*Exercise brief*.
Go through the lines below and copy each one that holds the string "true".

*Entries shown*.
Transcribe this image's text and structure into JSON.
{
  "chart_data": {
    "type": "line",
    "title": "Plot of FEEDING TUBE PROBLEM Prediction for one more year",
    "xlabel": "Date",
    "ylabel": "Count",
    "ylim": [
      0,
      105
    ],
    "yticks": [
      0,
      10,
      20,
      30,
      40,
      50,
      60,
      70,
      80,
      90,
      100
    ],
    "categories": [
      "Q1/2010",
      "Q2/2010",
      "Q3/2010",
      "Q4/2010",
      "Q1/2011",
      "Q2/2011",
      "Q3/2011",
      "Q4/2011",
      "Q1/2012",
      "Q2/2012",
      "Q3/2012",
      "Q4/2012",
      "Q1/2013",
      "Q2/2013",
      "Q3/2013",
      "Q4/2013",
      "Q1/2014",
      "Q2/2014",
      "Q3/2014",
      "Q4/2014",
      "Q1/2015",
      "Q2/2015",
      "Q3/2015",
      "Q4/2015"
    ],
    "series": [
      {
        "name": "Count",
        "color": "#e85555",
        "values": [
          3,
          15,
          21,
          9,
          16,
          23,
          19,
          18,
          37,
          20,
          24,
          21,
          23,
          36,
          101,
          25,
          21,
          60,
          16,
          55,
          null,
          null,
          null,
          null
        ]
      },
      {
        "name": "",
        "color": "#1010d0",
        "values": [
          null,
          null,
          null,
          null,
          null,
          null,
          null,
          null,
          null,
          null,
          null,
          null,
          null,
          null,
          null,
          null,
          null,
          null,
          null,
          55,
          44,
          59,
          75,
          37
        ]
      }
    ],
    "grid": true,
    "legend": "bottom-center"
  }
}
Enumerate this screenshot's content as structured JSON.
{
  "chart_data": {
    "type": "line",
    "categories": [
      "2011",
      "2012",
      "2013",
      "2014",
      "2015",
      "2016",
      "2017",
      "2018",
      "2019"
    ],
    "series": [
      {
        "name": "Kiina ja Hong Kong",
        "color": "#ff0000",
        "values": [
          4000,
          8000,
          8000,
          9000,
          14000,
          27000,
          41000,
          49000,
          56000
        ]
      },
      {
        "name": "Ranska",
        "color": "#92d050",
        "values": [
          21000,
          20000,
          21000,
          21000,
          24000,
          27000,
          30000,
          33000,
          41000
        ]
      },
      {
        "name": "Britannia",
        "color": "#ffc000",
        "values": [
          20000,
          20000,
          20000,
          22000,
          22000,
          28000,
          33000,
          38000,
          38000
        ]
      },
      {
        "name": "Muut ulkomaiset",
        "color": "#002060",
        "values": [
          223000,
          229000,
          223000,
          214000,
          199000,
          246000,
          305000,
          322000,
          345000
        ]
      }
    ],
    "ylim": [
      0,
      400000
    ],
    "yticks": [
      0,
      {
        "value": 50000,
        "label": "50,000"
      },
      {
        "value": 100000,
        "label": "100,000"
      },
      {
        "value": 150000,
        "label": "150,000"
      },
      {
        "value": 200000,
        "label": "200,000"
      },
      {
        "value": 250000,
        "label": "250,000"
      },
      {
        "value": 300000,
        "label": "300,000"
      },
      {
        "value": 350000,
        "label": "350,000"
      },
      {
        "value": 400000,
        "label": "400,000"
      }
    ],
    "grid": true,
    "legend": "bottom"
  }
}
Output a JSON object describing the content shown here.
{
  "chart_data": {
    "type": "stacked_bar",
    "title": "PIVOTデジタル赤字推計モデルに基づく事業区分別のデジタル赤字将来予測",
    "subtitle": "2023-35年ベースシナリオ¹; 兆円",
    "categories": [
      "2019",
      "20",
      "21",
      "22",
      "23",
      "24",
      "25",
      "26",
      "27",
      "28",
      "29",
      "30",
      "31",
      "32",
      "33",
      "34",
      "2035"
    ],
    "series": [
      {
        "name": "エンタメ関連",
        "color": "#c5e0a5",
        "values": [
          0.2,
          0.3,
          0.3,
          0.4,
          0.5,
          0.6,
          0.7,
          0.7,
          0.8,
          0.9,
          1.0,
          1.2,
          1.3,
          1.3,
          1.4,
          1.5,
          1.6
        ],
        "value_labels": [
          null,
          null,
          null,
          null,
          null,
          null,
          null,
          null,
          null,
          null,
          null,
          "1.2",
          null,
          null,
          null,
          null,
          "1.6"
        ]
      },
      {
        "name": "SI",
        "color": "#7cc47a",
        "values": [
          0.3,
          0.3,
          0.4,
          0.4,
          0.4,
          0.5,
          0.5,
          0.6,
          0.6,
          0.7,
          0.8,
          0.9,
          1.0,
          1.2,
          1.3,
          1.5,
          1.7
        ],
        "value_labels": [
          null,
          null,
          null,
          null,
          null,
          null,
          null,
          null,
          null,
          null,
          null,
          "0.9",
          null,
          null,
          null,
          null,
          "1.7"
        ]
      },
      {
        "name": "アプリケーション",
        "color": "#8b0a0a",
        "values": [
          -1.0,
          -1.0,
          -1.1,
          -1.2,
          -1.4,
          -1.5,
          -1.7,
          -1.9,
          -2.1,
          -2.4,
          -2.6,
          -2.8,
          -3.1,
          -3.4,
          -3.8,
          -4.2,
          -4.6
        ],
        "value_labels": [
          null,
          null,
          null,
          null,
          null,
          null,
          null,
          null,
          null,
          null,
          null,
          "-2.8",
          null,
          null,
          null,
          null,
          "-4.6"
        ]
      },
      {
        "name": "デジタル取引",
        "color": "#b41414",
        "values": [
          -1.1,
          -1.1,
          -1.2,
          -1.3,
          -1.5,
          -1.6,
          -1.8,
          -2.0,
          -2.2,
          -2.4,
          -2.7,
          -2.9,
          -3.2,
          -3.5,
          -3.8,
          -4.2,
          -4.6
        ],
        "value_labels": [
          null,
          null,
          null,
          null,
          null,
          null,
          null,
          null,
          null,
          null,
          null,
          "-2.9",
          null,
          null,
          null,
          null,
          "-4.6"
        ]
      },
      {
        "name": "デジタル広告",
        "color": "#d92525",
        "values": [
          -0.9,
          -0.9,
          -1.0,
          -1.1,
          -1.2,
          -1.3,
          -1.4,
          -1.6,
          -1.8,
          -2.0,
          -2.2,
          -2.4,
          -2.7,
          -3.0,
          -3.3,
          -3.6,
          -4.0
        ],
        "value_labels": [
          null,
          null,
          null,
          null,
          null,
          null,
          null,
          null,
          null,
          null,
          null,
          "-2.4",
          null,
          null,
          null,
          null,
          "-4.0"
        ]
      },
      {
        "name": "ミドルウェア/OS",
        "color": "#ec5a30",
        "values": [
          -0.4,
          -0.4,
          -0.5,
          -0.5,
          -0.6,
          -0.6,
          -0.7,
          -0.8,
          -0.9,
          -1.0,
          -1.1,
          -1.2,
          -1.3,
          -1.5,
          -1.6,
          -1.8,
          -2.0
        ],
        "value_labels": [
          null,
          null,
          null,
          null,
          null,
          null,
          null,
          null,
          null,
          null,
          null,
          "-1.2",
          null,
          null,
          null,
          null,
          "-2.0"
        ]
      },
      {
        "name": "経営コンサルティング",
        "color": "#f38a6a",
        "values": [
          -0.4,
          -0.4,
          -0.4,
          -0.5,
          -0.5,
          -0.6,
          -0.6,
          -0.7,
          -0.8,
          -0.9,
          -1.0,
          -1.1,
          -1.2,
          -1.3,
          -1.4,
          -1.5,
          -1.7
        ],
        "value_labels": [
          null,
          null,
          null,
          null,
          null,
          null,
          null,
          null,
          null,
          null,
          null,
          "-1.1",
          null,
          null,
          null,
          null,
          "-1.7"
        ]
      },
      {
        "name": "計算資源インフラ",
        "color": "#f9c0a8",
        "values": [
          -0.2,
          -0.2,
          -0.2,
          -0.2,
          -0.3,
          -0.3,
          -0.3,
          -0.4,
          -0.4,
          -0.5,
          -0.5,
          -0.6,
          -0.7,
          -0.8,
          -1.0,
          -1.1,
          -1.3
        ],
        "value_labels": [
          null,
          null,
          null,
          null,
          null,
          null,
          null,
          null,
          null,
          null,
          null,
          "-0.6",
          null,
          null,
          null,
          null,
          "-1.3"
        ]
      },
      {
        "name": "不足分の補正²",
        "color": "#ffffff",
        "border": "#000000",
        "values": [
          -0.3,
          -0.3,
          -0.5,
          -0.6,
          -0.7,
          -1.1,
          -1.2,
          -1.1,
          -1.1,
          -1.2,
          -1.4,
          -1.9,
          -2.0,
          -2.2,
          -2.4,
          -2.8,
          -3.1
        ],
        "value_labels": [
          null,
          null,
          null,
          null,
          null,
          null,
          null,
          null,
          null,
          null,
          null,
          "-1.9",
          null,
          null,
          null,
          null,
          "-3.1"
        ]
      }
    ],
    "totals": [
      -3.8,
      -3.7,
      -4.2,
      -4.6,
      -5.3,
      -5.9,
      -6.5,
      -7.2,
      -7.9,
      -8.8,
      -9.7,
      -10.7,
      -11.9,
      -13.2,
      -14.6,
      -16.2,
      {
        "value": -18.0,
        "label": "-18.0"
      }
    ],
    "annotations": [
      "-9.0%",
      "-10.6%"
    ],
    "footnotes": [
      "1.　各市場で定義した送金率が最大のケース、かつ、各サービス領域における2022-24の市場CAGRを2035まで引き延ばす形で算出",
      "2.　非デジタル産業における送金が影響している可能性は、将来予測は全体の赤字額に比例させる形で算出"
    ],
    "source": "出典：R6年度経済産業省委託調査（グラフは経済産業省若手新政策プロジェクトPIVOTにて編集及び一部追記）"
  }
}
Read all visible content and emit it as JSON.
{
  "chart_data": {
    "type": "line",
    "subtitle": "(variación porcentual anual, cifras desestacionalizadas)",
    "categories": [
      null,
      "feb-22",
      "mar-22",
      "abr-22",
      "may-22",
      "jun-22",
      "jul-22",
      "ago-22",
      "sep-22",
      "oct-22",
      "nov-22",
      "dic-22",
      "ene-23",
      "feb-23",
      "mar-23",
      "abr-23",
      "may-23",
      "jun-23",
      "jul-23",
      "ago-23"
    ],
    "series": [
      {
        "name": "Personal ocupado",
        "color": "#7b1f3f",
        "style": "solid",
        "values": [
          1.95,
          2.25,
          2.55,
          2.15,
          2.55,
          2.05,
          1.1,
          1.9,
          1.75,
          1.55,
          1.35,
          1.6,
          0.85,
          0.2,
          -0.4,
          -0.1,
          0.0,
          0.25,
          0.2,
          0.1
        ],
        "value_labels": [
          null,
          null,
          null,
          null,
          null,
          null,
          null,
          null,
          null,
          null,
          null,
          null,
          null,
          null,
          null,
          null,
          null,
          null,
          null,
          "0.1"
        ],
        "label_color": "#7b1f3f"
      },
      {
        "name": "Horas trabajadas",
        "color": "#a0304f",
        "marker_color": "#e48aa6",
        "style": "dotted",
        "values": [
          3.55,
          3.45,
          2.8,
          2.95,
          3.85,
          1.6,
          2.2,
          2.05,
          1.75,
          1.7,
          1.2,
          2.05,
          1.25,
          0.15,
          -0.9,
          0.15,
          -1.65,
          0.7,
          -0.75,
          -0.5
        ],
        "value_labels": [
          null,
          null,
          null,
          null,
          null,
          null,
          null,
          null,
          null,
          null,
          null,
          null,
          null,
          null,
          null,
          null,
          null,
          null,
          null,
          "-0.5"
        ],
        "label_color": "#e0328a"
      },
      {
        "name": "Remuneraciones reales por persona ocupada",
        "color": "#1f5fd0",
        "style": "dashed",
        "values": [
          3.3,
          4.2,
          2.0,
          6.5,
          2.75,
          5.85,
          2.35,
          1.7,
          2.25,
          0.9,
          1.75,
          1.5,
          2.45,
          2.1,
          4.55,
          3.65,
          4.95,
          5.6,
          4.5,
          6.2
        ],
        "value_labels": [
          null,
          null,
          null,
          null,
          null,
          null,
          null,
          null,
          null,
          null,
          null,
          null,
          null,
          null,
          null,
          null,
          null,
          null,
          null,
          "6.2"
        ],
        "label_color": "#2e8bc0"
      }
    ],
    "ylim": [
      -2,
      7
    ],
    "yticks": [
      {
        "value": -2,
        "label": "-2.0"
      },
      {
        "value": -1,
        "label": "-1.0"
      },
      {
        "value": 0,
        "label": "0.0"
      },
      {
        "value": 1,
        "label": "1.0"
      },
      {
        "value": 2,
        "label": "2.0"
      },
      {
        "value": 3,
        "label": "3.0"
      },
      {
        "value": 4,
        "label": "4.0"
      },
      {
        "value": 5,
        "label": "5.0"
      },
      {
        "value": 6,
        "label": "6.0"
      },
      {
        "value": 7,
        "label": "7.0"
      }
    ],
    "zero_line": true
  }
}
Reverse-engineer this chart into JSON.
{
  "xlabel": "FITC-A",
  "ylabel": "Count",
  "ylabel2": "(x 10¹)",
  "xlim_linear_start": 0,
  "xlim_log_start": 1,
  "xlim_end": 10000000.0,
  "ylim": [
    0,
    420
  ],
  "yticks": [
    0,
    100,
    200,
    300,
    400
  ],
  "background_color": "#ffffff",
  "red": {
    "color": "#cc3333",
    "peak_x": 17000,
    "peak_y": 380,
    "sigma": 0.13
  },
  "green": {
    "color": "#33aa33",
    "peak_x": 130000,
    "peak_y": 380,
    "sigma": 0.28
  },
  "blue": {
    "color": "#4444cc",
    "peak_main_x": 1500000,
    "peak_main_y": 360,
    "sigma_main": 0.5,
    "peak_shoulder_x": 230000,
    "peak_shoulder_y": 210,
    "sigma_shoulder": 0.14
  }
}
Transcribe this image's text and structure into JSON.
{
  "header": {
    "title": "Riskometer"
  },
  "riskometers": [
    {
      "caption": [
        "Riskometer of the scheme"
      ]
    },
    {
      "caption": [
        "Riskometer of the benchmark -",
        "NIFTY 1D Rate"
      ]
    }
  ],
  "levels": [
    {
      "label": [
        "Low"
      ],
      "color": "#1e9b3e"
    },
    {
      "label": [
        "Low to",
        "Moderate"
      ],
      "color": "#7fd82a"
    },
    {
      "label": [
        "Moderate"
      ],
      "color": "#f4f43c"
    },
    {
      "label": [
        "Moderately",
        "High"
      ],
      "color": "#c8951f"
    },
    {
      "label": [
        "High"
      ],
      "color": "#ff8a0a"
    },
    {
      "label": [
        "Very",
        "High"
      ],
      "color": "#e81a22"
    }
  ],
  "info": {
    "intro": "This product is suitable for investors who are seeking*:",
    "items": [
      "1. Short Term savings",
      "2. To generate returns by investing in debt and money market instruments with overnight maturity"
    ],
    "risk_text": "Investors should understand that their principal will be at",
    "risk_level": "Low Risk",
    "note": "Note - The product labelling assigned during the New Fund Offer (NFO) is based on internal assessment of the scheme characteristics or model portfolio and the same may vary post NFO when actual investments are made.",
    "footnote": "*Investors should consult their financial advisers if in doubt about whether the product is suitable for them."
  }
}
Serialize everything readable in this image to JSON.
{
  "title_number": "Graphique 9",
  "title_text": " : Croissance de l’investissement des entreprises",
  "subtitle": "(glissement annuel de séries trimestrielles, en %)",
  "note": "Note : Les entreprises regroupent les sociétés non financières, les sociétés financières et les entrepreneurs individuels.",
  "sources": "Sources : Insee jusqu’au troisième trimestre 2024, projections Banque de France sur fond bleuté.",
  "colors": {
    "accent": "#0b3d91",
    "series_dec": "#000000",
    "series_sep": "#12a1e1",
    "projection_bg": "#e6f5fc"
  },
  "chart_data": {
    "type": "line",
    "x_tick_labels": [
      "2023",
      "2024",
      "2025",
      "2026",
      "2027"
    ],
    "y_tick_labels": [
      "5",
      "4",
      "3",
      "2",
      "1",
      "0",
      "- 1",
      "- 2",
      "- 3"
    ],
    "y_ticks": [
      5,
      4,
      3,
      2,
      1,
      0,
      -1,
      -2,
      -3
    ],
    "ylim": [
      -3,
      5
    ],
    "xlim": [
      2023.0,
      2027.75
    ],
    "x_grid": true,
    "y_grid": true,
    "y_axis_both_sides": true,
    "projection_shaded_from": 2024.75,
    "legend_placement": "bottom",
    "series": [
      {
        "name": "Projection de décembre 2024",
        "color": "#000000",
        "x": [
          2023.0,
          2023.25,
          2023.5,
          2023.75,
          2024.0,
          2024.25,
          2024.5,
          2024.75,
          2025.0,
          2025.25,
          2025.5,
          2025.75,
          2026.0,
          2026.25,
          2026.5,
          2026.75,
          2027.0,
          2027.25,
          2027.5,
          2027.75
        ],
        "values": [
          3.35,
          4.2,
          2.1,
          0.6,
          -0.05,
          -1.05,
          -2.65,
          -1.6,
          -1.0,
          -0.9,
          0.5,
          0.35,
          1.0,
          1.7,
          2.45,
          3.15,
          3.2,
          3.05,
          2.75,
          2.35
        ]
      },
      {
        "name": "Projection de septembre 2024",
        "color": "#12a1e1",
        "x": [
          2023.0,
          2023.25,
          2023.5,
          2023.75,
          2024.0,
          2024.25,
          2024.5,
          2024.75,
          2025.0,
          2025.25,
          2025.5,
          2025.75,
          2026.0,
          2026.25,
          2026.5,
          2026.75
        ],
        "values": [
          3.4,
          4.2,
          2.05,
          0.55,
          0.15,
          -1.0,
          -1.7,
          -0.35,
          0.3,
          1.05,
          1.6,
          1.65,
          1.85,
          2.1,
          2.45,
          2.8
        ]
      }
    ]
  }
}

*Result of this task*.
    "grid": true,
    "grid": true,
    "zero_line": true
    "x_grid": true,
    "y_grid": true,
    "y_axis_both_sides": true,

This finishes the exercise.